• INFORMATION PROVIDED:
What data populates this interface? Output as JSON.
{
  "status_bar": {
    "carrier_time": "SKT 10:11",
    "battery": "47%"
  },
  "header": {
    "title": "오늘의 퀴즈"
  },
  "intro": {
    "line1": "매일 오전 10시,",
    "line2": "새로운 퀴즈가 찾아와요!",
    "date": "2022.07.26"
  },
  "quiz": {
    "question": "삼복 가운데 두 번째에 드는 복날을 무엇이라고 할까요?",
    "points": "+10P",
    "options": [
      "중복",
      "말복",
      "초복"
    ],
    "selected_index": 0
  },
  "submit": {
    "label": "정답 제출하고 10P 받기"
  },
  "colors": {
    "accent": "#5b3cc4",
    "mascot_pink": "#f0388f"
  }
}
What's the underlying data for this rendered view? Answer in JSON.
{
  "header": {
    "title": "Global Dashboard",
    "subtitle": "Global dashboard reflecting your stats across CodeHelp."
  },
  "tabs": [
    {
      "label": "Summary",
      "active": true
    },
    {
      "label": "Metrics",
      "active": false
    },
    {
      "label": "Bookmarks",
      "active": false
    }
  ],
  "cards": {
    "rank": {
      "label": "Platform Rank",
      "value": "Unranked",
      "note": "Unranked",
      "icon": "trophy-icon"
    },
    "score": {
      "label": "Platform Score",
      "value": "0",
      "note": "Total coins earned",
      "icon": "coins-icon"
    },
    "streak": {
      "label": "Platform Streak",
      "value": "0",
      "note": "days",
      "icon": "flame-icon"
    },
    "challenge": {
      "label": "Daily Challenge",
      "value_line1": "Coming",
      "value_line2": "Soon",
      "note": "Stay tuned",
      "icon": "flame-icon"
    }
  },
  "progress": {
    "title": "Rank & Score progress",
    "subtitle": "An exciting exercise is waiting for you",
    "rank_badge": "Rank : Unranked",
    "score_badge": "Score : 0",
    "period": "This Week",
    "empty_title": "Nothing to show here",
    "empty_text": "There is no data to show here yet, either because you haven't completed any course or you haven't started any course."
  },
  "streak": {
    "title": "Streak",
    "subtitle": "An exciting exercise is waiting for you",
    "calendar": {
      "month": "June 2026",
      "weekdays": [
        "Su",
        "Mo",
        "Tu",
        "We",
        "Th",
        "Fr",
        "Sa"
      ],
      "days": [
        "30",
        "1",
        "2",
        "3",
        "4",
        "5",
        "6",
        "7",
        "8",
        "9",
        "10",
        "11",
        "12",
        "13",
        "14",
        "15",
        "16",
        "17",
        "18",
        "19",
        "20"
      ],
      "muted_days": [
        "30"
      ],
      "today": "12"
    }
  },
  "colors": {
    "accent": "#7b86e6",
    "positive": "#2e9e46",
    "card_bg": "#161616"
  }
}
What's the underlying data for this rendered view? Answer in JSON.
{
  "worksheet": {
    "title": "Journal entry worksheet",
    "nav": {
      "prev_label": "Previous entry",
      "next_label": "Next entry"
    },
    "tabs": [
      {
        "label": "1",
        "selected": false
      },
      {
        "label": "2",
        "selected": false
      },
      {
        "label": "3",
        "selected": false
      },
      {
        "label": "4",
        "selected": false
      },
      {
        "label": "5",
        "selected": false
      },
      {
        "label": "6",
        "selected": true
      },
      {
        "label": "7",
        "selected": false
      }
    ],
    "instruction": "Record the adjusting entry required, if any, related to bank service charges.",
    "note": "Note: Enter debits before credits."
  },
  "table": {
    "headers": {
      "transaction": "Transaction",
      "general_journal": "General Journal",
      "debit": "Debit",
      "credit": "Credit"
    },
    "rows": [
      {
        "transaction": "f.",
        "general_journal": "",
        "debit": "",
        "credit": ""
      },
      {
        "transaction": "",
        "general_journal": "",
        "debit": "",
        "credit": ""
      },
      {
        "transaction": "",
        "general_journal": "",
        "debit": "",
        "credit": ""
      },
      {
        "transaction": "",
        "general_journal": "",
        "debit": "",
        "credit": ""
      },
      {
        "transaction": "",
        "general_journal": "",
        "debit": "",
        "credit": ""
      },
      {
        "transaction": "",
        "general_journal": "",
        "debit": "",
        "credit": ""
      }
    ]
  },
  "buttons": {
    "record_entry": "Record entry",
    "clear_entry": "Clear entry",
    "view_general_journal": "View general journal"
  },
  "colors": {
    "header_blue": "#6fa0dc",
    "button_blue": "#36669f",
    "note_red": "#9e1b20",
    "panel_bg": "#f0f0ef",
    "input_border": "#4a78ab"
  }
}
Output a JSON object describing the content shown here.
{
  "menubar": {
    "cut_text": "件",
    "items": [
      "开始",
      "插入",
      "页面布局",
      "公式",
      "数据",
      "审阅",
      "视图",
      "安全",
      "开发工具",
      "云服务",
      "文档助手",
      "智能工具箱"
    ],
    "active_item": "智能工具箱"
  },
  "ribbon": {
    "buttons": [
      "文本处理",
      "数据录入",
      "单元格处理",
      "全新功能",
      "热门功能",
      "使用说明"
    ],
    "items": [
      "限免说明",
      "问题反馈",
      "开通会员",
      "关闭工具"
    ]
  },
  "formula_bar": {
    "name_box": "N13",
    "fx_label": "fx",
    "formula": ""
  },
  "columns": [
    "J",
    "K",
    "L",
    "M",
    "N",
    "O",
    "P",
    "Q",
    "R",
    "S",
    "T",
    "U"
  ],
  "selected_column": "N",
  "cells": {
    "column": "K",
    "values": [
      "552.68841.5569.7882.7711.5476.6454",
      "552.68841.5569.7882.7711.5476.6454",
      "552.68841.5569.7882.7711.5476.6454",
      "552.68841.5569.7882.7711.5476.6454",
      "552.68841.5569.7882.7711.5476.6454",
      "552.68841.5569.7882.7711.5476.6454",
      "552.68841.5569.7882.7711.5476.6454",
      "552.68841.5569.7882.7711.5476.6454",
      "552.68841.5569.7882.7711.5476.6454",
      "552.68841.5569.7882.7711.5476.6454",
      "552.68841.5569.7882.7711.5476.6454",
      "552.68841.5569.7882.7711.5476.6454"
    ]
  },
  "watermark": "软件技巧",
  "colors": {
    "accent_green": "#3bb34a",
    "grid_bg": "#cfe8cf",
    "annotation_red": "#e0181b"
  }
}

• THE EXERCISE: Every entry must be output again, exactly as written above.

• REPLY TO THE TASK:
What data populates this interface? Output as JSON.
{
  "status_bar": {
    "carrier_time": "SKT 10:11",
    "battery": "47%"
  },
  "header": {
    "title": "오늘의 퀴즈"
  },
  "intro": {
    "line1": "매일 오전 10시,",
    "line2": "새로운 퀴즈가 찾아와요!",
    "date": "2022.07.26"
  },
  "quiz": {
    "question": "삼복 가운데 두 번째에 드는 복날을 무엇이라고 할까요?",
    "points": "+10P",
    "options": [
      "중복",
      "말복",
      "초복"
    ],
    "selected_index": 0
  },
  "submit": {
    "label": "정답 제출하고 10P 받기"
  },
  "colors": {
    "accent": "#5b3cc4",
    "mascot_pink": "#f0388f"
  }
}
What's the underlying data for this rendered view? Answer in JSON.
{
  "header": {
    "title": "Global Dashboard",
    "subtitle": "Global dashboard reflecting your stats across CodeHelp."
  },
  "tabs": [
    {
      "label": "Summary",
      "active": true
    },
    {
      "label": "Metrics",
      "active": false
    },
    {
      "label": "Bookmarks",
      "active": false
    }
  ],
  "cards": {
    "rank": {
      "label": "Platform Rank",
      "value": "Unranked",
      "note": "Unranked",
      "icon": "trophy-icon"
    },
    "score": {
      "label": "Platform Score",
      "value": "0",
      "note": "Total coins earned",
      "icon": "coins-icon"
    },
    "streak": {
      "label": "Platform Streak",
      "value": "0",
      "note": "days",
      "icon": "flame-icon"
    },
    "challenge": {
      "label": "Daily Challenge",
      "value_line1": "Coming",
      "value_line2": "Soon",
      "note": "Stay tuned",
      "icon": "flame-icon"
    }
  },
  "progress": {
    "title": "Rank & Score progress",
    "subtitle": "An exciting exercise is waiting for you",
    "rank_badge": "Rank : Unranked",
    "score_badge": "Score : 0",
    "period": "This Week",
    "empty_title": "Nothing to show here",
    "empty_text": "There is no data to show here yet, either because you haven't completed any course or you haven't started any course."
  },
  "streak": {
    "title": "Streak",
    "subtitle": "An exciting exercise is waiting for you",
    "calendar": {
      "month": "June 2026",
      "weekdays": [
        "Su",
        "Mo",
        "Tu",
        "We",
        "Th",
        "Fr",
        "Sa"
      ],
      "days": [
        "30",
        "1",
        "2",
        "3",
        "4",
        "5",
        "6",
        "7",
        "8",
        "9",
        "10",
        "11",
        "12",
        "13",
        "14",
        "15",
        "16",
        "17",
        "18",
        "19",
        "20"
      ],
      "muted_days": [
        "30"
      ],
      "today": "12"
    }
  },
  "colors": {
    "accent": "#7b86e6",
    "positive": "#2e9e46",
    "card_bg": "#161616"
  }
}
What's the underlying data for this rendered view? Answer in JSON.
{
  "worksheet": {
    "title": "Journal entry worksheet",
    "nav": {
      "prev_label": "Previous entry",
      "next_label": "Next entry"
    },
    "tabs": [
      {
        "label": "1",
        "selected": false
      },
      {
        "label": "2",
        "selected": false
      },
      {
        "label": "3",
        "selected": false
      },
      {
        "label": "4",
        "selected": false
      },
      {
        "label": "5",
        "selected": false
      },
      {
        "label": "6",
        "selected": true
      },
      {
        "label": "7",
        "selected": false
      }
    ],
    "instruction": "Record the adjusting entry required, if any, related to bank service charges.",
    "note": "Note: Enter debits before credits."
  },
  "table": {
    "headers": {
      "transaction": "Transaction",
      "general_journal": "General Journal",
      "debit": "Debit",
      "credit": "Credit"
    },
    "rows": [
      {
        "transaction": "f.",
        "general_journal": "",
        "debit": "",
        "credit": ""
      },
      {
        "transaction": "",
        "general_journal": "",
        "debit": "",
        "credit": ""
      },
      {
        "transaction": "",
        "general_journal": "",
        "debit": "",
        "credit": ""
      },
      {
        "transaction": "",
        "general_journal": "",
        "debit": "",
        "credit": ""
      },
      {
        "transaction": "",
        "general_journal": "",
        "debit": "",
        "credit": ""
      },
      {
        "transaction": "",
        "general_journal": "",
        "debit": "",
        "credit": ""
      }
    ]
  },
  "buttons": {
    "record_entry": "Record entry",
    "clear_entry": "Clear entry",
    "view_general_journal": "View general journal"
  },
  "colors": {
    "header_blue": "#6fa0dc",
    "button_blue": "#36669f",
    "note_red": "#9e1b20",
    "panel_bg": "#f0f0ef",
    "input_border": "#4a78ab"
  }
}
Output a JSON object describing the content shown here.
{
  "menubar": {
    "cut_text": "件",
    "items": [
      "开始",
      "插入",
      "页面布局",
      "公式",
      "数据",
      "审阅",
      "视图",
      "安全",
      "开发工具",
      "云服务",
      "文档助手",
      "智能工具箱"
    ],
    "active_item": "智能工具箱"
  },
  "ribbon": {
    "buttons": [
      "文本处理",
      "数据录入",
      "单元格处理",
      "全新功能",
      "热门功能",
      "使用说明"
    ],
    "items": [
      "限免说明",
      "问题反馈",
      "开通会员",
      "关闭工具"
    ]
  },
  "formula_bar": {
    "name_box": "N13",
    "fx_label": "fx",
    "formula": ""
  },
  "columns": [
    "J",
    "K",
    "L",
    "M",
    "N",
    "O",
    "P",
    "Q",
    "R",
    "S",
    "T",
    "U"
  ],
  "selected_column": "N",
  "cells": {
    "column": "K",
    "values": [
      "552.68841.5569.7882.7711.5476.6454",
      "552.68841.5569.7882.7711.5476.6454",
      "552.68841.5569.7882.7711.5476.6454",
      "552.68841.5569.7882.7711.5476.6454",
      "552.68841.5569.7882.7711.5476.6454",
      "552.68841.5569.7882.7711.5476.6454",
      "552.68841.5569.7882.7711.5476.6454",
      "552.68841.5569.7882.7711.5476.6454",
      "552.68841.5569.7882.7711.5476.6454",
      "552.68841.5569.7882.7711.5476.6454",
      "552.68841.5569.7882.7711.5476.6454",
      "552.68841.5569.7882.7711.5476.6454"
    ]
  },
  "watermark": "软件技巧",
  "colors": {
    "accent_green": "#3bb34a",
    "grid_bg": "#cfe8cf",
    "annotation_red": "#e0181b"
  }
}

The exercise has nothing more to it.